- _Given data_
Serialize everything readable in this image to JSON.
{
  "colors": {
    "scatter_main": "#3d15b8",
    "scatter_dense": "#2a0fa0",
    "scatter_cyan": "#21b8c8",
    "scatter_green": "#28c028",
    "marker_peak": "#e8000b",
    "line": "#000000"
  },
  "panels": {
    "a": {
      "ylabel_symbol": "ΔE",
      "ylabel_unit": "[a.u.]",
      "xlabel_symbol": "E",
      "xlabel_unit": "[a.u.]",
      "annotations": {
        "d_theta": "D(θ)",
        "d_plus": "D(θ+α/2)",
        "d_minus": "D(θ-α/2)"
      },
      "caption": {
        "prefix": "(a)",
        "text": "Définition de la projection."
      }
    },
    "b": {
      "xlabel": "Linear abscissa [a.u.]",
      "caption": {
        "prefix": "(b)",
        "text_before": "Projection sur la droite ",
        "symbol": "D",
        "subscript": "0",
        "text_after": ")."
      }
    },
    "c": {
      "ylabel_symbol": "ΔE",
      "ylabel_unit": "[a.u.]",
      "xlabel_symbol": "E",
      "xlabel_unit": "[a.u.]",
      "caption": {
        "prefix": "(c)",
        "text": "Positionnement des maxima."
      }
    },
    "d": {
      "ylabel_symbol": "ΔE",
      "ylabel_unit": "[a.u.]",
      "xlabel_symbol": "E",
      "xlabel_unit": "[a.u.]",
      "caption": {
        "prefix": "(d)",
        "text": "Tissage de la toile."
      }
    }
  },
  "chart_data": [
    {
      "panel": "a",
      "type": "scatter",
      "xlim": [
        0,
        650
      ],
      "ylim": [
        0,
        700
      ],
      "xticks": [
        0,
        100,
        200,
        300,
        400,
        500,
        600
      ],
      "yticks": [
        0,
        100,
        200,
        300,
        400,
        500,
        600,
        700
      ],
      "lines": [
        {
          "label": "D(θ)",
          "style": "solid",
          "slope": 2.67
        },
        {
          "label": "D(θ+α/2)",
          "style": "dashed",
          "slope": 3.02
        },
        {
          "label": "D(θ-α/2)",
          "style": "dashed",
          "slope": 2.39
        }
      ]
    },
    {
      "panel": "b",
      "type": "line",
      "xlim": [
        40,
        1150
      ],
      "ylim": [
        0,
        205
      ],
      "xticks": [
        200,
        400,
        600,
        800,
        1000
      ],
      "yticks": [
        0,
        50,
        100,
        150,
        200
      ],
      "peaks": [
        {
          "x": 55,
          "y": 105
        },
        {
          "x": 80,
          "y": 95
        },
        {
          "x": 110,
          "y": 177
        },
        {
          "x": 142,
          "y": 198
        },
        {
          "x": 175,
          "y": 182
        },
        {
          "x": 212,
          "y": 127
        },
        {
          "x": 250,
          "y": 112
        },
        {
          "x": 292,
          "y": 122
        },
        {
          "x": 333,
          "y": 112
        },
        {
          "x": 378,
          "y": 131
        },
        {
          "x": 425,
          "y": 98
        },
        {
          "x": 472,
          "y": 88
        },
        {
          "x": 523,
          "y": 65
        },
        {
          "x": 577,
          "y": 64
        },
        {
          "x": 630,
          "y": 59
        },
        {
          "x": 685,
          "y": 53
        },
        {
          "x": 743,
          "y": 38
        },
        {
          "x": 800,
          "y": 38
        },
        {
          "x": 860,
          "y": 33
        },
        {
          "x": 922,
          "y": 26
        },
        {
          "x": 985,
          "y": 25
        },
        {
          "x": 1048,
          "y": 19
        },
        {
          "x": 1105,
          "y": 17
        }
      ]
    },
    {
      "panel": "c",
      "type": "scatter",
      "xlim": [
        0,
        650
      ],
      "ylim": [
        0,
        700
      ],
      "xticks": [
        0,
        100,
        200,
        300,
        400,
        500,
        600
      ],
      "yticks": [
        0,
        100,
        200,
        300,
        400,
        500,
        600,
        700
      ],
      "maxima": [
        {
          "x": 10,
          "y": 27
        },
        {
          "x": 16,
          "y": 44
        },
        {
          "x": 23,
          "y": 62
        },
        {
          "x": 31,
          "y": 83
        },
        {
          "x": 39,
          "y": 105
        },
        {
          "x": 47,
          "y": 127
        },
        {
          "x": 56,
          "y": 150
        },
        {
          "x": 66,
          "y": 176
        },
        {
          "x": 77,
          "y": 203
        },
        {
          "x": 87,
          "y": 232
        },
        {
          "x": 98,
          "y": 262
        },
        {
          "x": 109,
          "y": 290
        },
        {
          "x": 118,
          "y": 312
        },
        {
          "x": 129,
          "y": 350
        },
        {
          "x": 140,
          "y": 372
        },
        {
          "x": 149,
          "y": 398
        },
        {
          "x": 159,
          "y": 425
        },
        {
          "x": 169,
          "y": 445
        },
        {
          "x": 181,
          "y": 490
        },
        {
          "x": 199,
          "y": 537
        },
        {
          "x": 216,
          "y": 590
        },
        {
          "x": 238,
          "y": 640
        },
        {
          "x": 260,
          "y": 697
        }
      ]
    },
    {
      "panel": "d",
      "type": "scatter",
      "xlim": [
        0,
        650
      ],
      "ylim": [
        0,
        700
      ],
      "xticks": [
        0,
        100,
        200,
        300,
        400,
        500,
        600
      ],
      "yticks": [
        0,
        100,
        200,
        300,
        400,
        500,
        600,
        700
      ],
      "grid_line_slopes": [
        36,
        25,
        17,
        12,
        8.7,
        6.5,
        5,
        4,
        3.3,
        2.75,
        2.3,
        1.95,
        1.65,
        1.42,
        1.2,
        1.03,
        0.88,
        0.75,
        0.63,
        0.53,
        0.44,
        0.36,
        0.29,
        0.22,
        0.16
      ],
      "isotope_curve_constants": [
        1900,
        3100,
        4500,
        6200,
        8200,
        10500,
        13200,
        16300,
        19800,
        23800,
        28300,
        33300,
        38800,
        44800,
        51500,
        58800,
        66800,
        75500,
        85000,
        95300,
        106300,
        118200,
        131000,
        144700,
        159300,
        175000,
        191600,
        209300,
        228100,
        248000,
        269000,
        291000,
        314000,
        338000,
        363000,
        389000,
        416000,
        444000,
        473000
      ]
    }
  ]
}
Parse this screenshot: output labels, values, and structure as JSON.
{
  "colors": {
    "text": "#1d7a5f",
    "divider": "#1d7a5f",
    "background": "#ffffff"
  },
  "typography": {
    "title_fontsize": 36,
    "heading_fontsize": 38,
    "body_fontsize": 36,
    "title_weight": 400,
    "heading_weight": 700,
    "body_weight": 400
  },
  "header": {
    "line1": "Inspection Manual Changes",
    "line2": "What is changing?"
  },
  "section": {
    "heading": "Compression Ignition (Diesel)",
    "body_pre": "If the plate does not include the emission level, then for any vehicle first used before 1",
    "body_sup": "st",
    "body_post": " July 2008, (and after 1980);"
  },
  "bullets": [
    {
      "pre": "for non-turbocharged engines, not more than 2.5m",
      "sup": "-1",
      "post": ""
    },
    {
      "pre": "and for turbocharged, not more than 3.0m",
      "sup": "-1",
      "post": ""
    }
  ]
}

- _Brief_
Extract each entry in full and write it down exactly.

- _Answer to the problem_
Serialize everything readable in this image to JSON.
{
  "colors": {
    "scatter_main": "#3d15b8",
    "scatter_dense": "#2a0fa0",
    "scatter_cyan": "#21b8c8",
    "scatter_green": "#28c028",
    "marker_peak": "#e8000b",
    "line": "#000000"
  },
  "panels": {
    "a": {
      "ylabel_symbol": "ΔE",
      "ylabel_unit": "[a.u.]",
      "xlabel_symbol": "E",
      "xlabel_unit": "[a.u.]",
      "annotations": {
        "d_theta": "D(θ)",
        "d_plus": "D(θ+α/2)",
        "d_minus": "D(θ-α/2)"
      },
      "caption": {
        "prefix": "(a)",
        "text": "Définition de la projection."
      }
    },
    "b": {
      "xlabel": "Linear abscissa [a.u.]",
      "caption": {
        "prefix": "(b)",
        "text_before": "Projection sur la droite ",
        "symbol": "D",
        "subscript": "0",
        "text_after": ")."
      }
    },
    "c": {
      "ylabel_symbol": "ΔE",
      "ylabel_unit": "[a.u.]",
      "xlabel_symbol": "E",
      "xlabel_unit": "[a.u.]",
      "caption": {
        "prefix": "(c)",
        "text": "Positionnement des maxima."
      }
    },
    "d": {
      "ylabel_symbol": "ΔE",
      "ylabel_unit": "[a.u.]",
      "xlabel_symbol": "E",
      "xlabel_unit": "[a.u.]",
      "caption": {
        "prefix": "(d)",
        "text": "Tissage de la toile."
      }
    }
  },
  "chart_data": [
    {
      "panel": "a",
      "type": "scatter",
      "xlim": [
        0,
        650
      ],
      "ylim": [
        0,
        700
      ],
      "xticks": [
        0,
        100,
        200,
        300,
        400,
        500,
        600
      ],
      "yticks": [
        0,
        100,
        200,
        300,
        400,
        500,
        600,
        700
      ],
      "lines": [
        {
          "label": "D(θ)",
          "style": "solid",
          "slope": 2.67
        },
        {
          "label": "D(θ+α/2)",
          "style": "dashed",
          "slope": 3.02
        },
        {
          "label": "D(θ-α/2)",
          "style": "dashed",
          "slope": 2.39
        }
      ]
    },
    {
      "panel": "b",
      "type": "line",
      "xlim": [
        40,
        1150
      ],
      "ylim": [
        0,
        205
      ],
      "xticks": [
        200,
        400,
        600,
        800,
        1000
      ],
      "yticks": [
        0,
        50,
        100,
        150,
        200
      ],
      "peaks": [
        {
          "x": 55,
          "y": 105
        },
        {
          "x": 80,
          "y": 95
        },
        {
          "x": 110,
          "y": 177
        },
        {
          "x": 142,
          "y": 198
        },
        {
          "x": 175,
          "y": 182
        },
        {
          "x": 212,
          "y": 127
        },
        {
          "x": 250,
          "y": 112
        },
        {
          "x": 292,
          "y": 122
        },
        {
          "x": 333,
          "y": 112
        },
        {
          "x": 378,
          "y": 131
        },
        {
          "x": 425,
          "y": 98
        },
        {
          "x": 472,
          "y": 88
        },
        {
          "x": 523,
          "y": 65
        },
        {
          "x": 577,
          "y": 64
        },
        {
          "x": 630,
          "y": 59
        },
        {
          "x": 685,
          "y": 53
        },
        {
          "x": 743,
          "y": 38
        },
        {
          "x": 800,
          "y": 38
        },
        {
          "x": 860,
          "y": 33
        },
        {
          "x": 922,
          "y": 26
        },
        {
          "x": 985,
          "y": 25
        },
        {
          "x": 1048,
          "y": 19
        },
        {
          "x": 1105,
          "y": 17
        }
      ]
    },
    {
      "panel": "c",
      "type": "scatter",
      "xlim": [
        0,
        650
      ],
      "ylim": [
        0,
        700
      ],
      "xticks": [
        0,
        100,
        200,
        300,
        400,
        500,
        600
      ],
      "yticks": [
        0,
        100,
        200,
        300,
        400,
        500,
        600,
        700
      ],
      "maxima": [
        {
          "x": 10,
          "y": 27
        },
        {
          "x": 16,
          "y": 44
        },
        {
          "x": 23,
          "y": 62
        },
        {
          "x": 31,
          "y": 83
        },
        {
          "x": 39,
          "y": 105
        },
        {
          "x": 47,
          "y": 127
        },
        {
          "x": 56,
          "y": 150
        },
        {
          "x": 66,
          "y": 176
        },
        {
          "x": 77,
          "y": 203
        },
        {
          "x": 87,
          "y": 232
        },
        {
          "x": 98,
          "y": 262
        },
        {
          "x": 109,
          "y": 290
        },
        {
          "x": 118,
          "y": 312
        },
        {
          "x": 129,
          "y": 350
        },
        {
          "x": 140,
          "y": 372
        },
        {
          "x": 149,
          "y": 398
        },
        {
          "x": 159,
          "y": 425
        },
        {
          "x": 169,
          "y": 445
        },
        {
          "x": 181,
          "y": 490
        },
        {
          "x": 199,
          "y": 537
        },
        {
          "x": 216,
          "y": 590
        },
        {
          "x": 238,
          "y": 640
        },
        {
          "x": 260,
          "y": 697
        }
      ]
    },
    {
      "panel": "d",
      "type": "scatter",
      "xlim": [
        0,
        650
      ],
      "ylim": [
        0,
        700
      ],
      "xticks": [
        0,
        100,
        200,
        300,
        400,
        500,
        600
      ],
      "yticks": [
        0,
        100,
        200,
        300,
        400,
        500,
        600,
        700
      ],
      "grid_line_slopes": [
        36,
        25,
        17,
        12,
        8.7,
        6.5,
        5,
        4,
        3.3,
        2.75,
        2.3,
        1.95,
        1.65,
        1.42,
        1.2,
        1.03,
        0.88,
        0.75,
        0.63,
        0.53,
        0.44,
        0.36,
        0.29,
        0.22,
        0.16
      ],
      "isotope_curve_constants": [
        1900,
        3100,
        4500,
        6200,
        8200,
        10500,
        13200,
        16300,
        19800,
        23800,
        28300,
        33300,
        38800,
        44800,
        51500,
        58800,
        66800,
        75500,
        85000,
        95300,
        106300,
        118200,
        131000,
        144700,
        159300,
        175000,
        191600,
        209300,
        228100,
        248000,
        269000,
        291000,
        314000,
        338000,
        363000,
        389000,
        416000,
        444000,
        473000
      ]
    }
  ]
}
Parse this screenshot: output labels, values, and structure as JSON.
{
  "colors": {
    "text": "#1d7a5f",
    "divider": "#1d7a5f",
    "background": "#ffffff"
  },
  "typography": {
    "title_fontsize": 36,
    "heading_fontsize": 38,
    "body_fontsize": 36,
    "title_weight": 400,
    "heading_weight": 700,
    "body_weight": 400
  },
  "header": {
    "line1": "Inspection Manual Changes",
    "line2": "What is changing?"
  },
  "section": {
    "heading": "Compression Ignition (Diesel)",
    "body_pre": "If the plate does not include the emission level, then for any vehicle first used before 1",
    "body_sup": "st",
    "body_post": " July 2008, (and after 1980);"
  },
  "bullets": [
    {
      "pre": "for non-turbocharged engines, not more than 2.5m",
      "sup": "-1",
      "post": ""
    },
    {
      "pre": "and for turbocharged, not more than 3.0m",
      "sup": "-1",
      "post": ""
    }
  ]
}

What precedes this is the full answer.